──────── DATASET CONTENT
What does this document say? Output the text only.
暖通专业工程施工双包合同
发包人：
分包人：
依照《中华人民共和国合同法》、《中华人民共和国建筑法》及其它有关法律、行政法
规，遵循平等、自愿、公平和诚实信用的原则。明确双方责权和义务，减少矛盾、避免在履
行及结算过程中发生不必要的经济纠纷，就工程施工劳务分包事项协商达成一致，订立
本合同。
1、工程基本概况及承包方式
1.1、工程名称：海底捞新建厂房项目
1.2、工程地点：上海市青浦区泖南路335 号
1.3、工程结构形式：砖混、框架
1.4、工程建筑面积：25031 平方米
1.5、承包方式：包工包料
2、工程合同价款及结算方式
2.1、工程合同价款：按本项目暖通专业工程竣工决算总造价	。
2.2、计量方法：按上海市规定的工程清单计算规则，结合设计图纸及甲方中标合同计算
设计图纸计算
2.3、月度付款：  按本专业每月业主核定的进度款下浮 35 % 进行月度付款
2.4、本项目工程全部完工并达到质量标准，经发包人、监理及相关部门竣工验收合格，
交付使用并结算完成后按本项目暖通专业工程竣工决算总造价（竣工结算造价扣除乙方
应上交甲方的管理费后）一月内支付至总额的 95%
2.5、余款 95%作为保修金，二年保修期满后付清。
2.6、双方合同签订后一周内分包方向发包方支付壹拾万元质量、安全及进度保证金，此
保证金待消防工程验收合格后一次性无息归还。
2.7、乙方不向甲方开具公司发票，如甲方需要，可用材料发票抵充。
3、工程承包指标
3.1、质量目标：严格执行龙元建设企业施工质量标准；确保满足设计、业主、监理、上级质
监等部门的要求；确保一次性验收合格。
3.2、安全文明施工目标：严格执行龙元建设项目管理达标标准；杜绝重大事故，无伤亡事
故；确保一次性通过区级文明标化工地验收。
────────────────
* PROBLEM TO SOLVE *
Print the whole listing again, exactly.

* THE RESULT *
What does this document say? Output the text only.
暖通专业工程施工双包合同
发包人：
分包人：
依照《中华人民共和国合同法》、《中华人民共和国建筑法》及其它有关法律、行政法
规，遵循平等、自愿、公平和诚实信用的原则。明确双方责权和义务，减少矛盾、避免在履
行及结算过程中发生不必要的经济纠纷，就工程施工劳务分包事项协商达成一致，订立
本合同。
1、工程基本概况及承包方式
1.1、工程名称：海底捞新建厂房项目
1.2、工程地点：上海市青浦区泖南路335 号
1.3、工程结构形式：砖混、框架
1.4、工程建筑面积：25031 平方米
1.5、承包方式：包工包料
2、工程合同价款及结算方式
2.1、工程合同价款：按本项目暖通专业工程竣工决算总造价	。
2.2、计量方法：按上海市规定的工程清单计算规则，结合设计图纸及甲方中标合同计算
设计图纸计算
2.3、月度付款：  按本专业每月业主核定的进度款下浮 35 % 进行月度付款
2.4、本项目工程全部完工并达到质量标准，经发包人、监理及相关部门竣工验收合格，
交付使用并结算完成后按本项目暖通专业工程竣工决算总造价（竣工结算造价扣除乙方
应上交甲方的管理费后）一月内支付至总额的 95%
2.5、余款 95%作为保修金，二年保修期满后付清。
2.6、双方合同签订后一周内分包方向发包方支付壹拾万元质量、安全及进度保证金，此
保证金待消防工程验收合格后一次性无息归还。
2.7、乙方不向甲方开具公司发票，如甲方需要，可用材料发票抵充。
3、工程承包指标
3.1、质量目标：严格执行龙元建设企业施工质量标准；确保满足设计、业主、监理、上级质
监等部门的要求；确保一次性验收合格。
3.2、安全文明施工目标：严格执行龙元建设项目管理达标标准；杜绝重大事故，无伤亡事
故；确保一次性通过区级文明标化工地验收。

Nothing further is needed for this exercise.